- Passage shown
--------------------------------
# Beretta 92A1 locked up



## bg18566 (Apr 24, 2015)

Cleared gun and rotated disassembly lever to 6 o'clock. Slide moved 1/4 inch and locked up tight. Happened with both the oem RSA and the Wilson combat fluted replacement rod. Both beretta and Wilson said they had never heard of it. I used a long brass brazing rod to feel where the RSA was at the locking block. It was jammed tight against the blue buffer pad. Stuck between the locking block and blue buffer pad. Stuck hard enough to show marks on the buffer pad after I got it apart. On the few 92A1's I've heard about that this happens to do you think its a slight mis-shape were the RSA fits into the locking block. Or a too thick buffer pad. With the brazing rod I must have moved the RSA up enough to release the slide. What say you?


----------



## Shipwreck (Jan 26, 2006)

I just sent you a PM - check your inbox


----------



## Gwalker99 (Apr 27, 2015)

i have two 92's my A1 has not done that ... my 92F kinda did thay once then when I broke it in, it didnt do that anymore


----------



## BRunner235 (Mar 22, 2016)
--------------------------------
- Given material

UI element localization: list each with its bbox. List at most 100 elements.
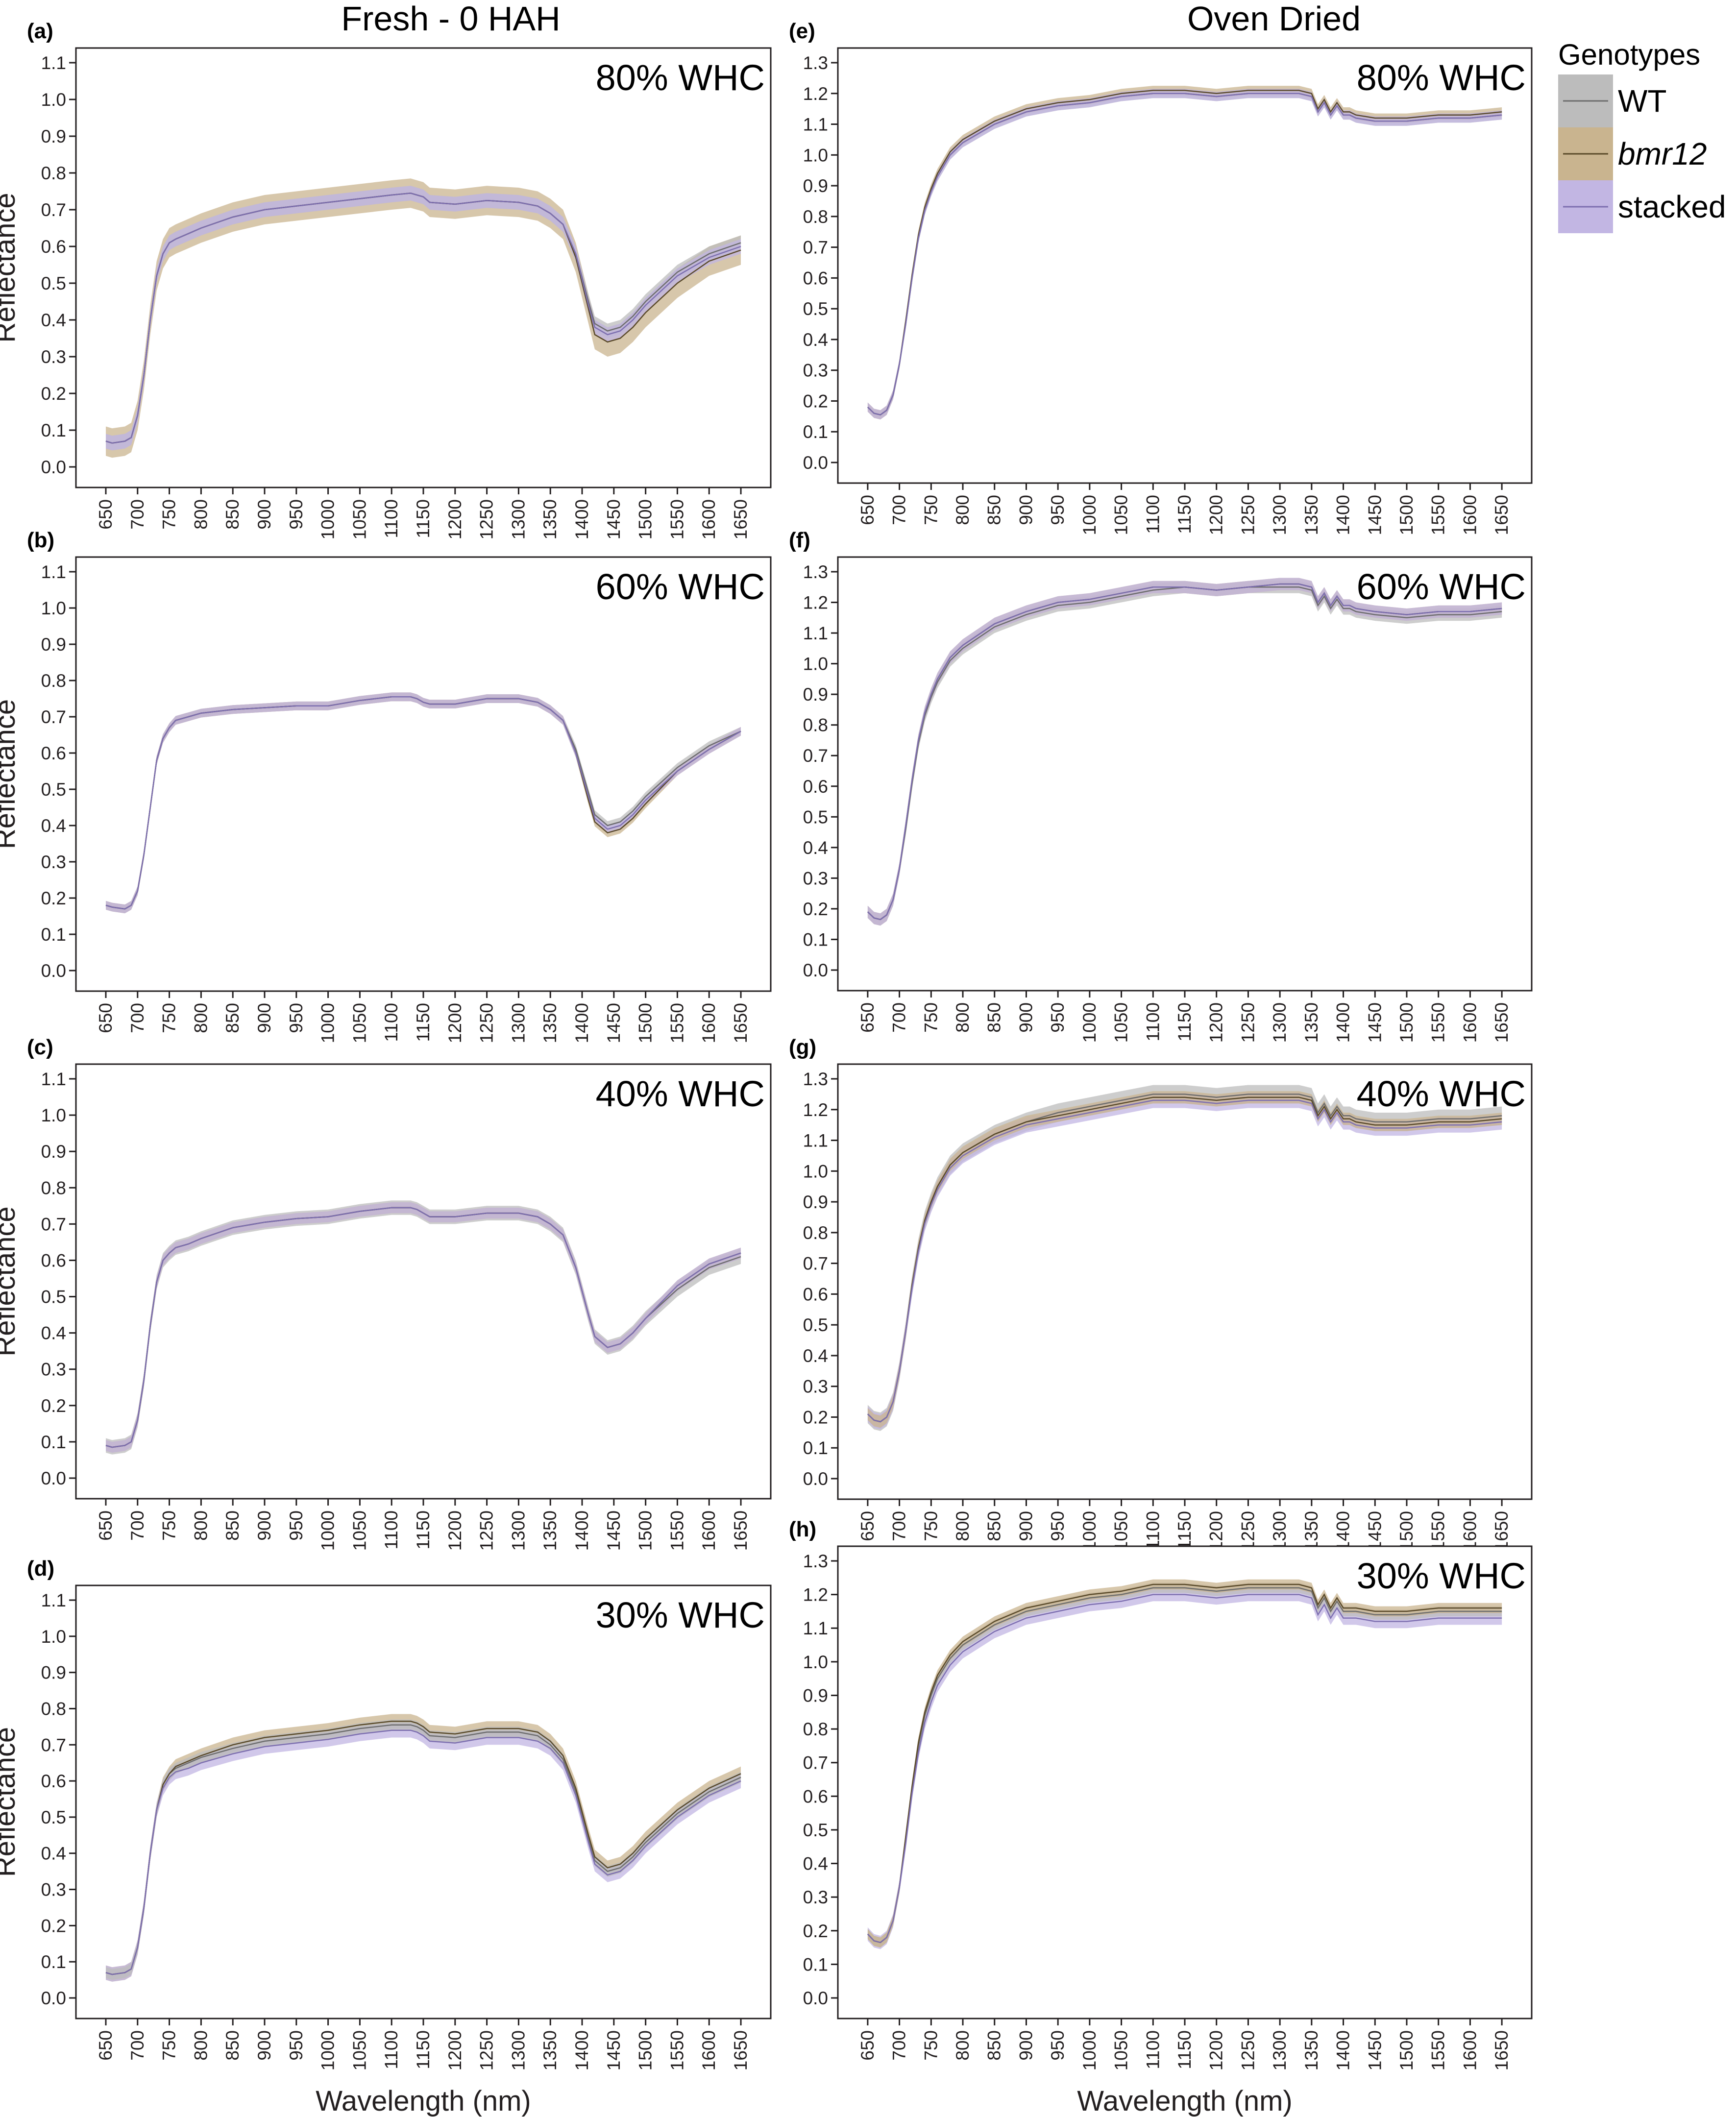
--------------------------------
- Written tasks
a. From the Beretta 92A1 thread, return the passage starting at "## bg18566 (Apr" and ending at "What say you?".
b. Translate this sentence from the Beretta 92A1 thread into Spanish: "I used a long brass brazing rod to feel where the RSA was at the locking block."

- Answers
a.
## bg18566 (Apr 24, 2015)

Cleared gun and rotated disassembly lever to 6 o'clock. Slide moved 1/4 inch and locked up tight. Happened with both the oem RSA and the Wilson combat fluted replacement rod. Both beretta and Wilson said they had never heard of it. I used a long brass brazing rod to feel where the RSA was at the locking block. It was jammed tight against the blue buffer pad. Stuck between the locking block and blue buffer pad. Stuck hard enough to show marks on the buffer pad after I got it apart. On the few 92A1's I've heard about that this happens to do you think its a slight mis-shape were the RSA fits into the locking block. Or a too thick buffer pad. With the brazing rod I must have moved the RSA up enough to release the slide. What say you?

b. Usé una varilla larga de latón para soldadura fuerte para palpar dónde estaba el RSA en el bloque de cierre.